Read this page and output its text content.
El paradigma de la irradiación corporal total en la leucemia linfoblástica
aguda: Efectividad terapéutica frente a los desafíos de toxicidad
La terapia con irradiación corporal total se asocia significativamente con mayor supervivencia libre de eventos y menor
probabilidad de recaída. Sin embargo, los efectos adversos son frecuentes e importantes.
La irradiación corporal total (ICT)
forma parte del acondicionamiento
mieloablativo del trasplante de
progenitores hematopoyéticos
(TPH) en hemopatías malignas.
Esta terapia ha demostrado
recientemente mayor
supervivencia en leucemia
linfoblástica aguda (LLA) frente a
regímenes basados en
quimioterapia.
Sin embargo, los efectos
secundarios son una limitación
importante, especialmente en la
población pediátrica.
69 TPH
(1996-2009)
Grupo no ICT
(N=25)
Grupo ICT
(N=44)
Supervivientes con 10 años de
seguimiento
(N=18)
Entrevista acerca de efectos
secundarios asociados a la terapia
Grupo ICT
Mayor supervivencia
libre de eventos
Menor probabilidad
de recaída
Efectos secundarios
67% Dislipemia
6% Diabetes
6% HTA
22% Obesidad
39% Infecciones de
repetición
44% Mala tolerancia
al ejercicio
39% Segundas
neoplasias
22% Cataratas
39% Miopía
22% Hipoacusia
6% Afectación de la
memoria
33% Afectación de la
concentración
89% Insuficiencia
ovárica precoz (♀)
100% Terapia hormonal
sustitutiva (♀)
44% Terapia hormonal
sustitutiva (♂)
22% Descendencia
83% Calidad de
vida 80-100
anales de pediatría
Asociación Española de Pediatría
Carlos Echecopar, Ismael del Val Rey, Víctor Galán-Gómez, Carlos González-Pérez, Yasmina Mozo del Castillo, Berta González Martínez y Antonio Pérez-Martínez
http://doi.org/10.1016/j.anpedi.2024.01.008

☆ ☆ ☆ ☆

What is expected => Return the lines above exactly, keeping every word.

Completed exercise =>
Read this page and output its text content.
El paradigma de la irradiación corporal total en la leucemia linfoblástica
aguda: Efectividad terapéutica frente a los desafíos de toxicidad
La terapia con irradiación corporal total se asocia significativamente con mayor supervivencia libre de eventos y menor
probabilidad de recaída. Sin embargo, los efectos adversos son frecuentes e importantes.
La irradiación corporal total (ICT)
forma parte del acondicionamiento
mieloablativo del trasplante de
progenitores hematopoyéticos
(TPH) en hemopatías malignas.
Esta terapia ha demostrado
recientemente mayor
supervivencia en leucemia
linfoblástica aguda (LLA) frente a
regímenes basados en
quimioterapia.
Sin embargo, los efectos
secundarios son una limitación
importante, especialmente en la
población pediátrica.
69 TPH
(1996-2009)
Grupo no ICT
(N=25)
Grupo ICT
(N=44)
Supervivientes con 10 años de
seguimiento
(N=18)
Entrevista acerca de efectos
secundarios asociados a la terapia
Grupo ICT
Mayor supervivencia
libre de eventos
Menor probabilidad
de recaída
Efectos secundarios
67% Dislipemia
6% Diabetes
6% HTA
22% Obesidad
39% Infecciones de
repetición
44% Mala tolerancia
al ejercicio
39% Segundas
neoplasias
22% Cataratas
39% Miopía
22% Hipoacusia
6% Afectación de la
memoria
33% Afectación de la
concentración
89% Insuficiencia
ovárica precoz (♀)
100% Terapia hormonal
sustitutiva (♀)
44% Terapia hormonal
sustitutiva (♂)
22% Descendencia
83% Calidad de
vida 80-100
anales de pediatría
Asociación Española de Pediatría
Carlos Echecopar, Ismael del Val Rey, Víctor Galán-Gómez, Carlos González-Pérez, Yasmina Mozo del Castillo, Berta González Martínez y Antonio Pérez-Martínez
http://doi.org/10.1016/j.anpedi.2024.01.008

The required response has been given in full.